* START *

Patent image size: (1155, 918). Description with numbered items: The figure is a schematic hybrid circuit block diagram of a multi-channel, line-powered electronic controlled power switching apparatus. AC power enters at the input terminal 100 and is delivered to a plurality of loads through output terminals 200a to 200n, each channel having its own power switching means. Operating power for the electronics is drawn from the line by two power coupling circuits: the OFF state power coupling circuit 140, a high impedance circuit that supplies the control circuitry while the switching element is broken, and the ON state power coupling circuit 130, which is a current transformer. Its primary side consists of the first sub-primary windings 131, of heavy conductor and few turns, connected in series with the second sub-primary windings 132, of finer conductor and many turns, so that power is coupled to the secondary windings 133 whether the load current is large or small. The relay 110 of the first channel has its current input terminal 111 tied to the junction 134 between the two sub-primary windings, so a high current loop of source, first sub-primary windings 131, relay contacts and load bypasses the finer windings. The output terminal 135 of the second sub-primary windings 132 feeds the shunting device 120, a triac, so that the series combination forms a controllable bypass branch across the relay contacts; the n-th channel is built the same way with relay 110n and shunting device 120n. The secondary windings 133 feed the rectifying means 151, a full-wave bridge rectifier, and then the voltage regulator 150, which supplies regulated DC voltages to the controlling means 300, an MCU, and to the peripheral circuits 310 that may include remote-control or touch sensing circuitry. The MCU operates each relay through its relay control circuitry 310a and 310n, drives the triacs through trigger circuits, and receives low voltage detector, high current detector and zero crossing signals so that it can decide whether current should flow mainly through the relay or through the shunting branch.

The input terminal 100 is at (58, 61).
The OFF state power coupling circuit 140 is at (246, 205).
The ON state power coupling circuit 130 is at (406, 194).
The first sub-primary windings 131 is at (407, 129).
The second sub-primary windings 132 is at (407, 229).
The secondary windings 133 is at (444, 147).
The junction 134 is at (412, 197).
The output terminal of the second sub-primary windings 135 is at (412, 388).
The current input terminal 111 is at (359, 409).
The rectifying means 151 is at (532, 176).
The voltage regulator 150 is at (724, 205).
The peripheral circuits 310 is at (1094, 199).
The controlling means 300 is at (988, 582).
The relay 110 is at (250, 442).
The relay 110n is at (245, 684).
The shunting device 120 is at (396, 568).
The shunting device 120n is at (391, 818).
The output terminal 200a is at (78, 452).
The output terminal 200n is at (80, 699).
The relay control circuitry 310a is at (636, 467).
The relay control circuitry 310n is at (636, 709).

* END *

◆ Given task
Arrange everything from the start of the rows through the line containing "The input terminal 100 is at (58, 61).", inclusive, as a Markdown table with the columns No. and Line. Number each line and leave out blank lines.

◆ Result of the task
| No. | Line |
|---|---|
| 1 | Patent image size: (1155, 918). Description with numbered items: The figure is a schematic hybrid circuit block diagram of a multi-channel, line-powered electronic controlled power switching apparatus. AC power enters at the input terminal 100 and is delivered to a plurality of loads through output terminals 200a to 200n, each channel having its own power switching means. Operating power for the electronics is drawn from the line by two power coupling circuits: the OFF state power coupling circuit 140, a high impedance circuit that supplies the control circuitry while the switching element is broken, and the ON state power coupling circuit 130, which is a current transformer. Its primary side consists of the first sub-primary windings 131, of heavy conductor and few turns, connected in series with the second sub-primary windings 132, of finer conductor and many turns, so that power is coupled to the secondary windings 133 whether the load current is large or small. The relay 110 of the first channel has its current input terminal 111 tied to the junction 134 between the two sub-primary windings, so a high current loop of source, first sub-primary windings 131, relay contacts and load bypasses the finer windings. The output terminal 135 of the second sub-primary windings 132 feeds the shunting device 120, a triac, so that the series combination forms a controllable bypass branch across the relay contacts; the n-th channel is built the same way with relay 110n and shunting device 120n. The secondary windings 133 feed the rectifying means 151, a full-wave bridge rectifier, and then the voltage regulator 150, which supplies regulated DC voltages to the controlling means 300, an MCU, and to the peripheral circuits 310 that may include remote-control or touch sensing circuitry. The MCU operates each relay through its relay control circuitry 310a and 310n, drives the triacs through trigger circuits, and receives low voltage detector, high current detector and zero crossing signals so that it can decide whether current should flow mainly through the relay or through the shunting branch. |
| 2 | The input terminal 100 is at (58, 61). |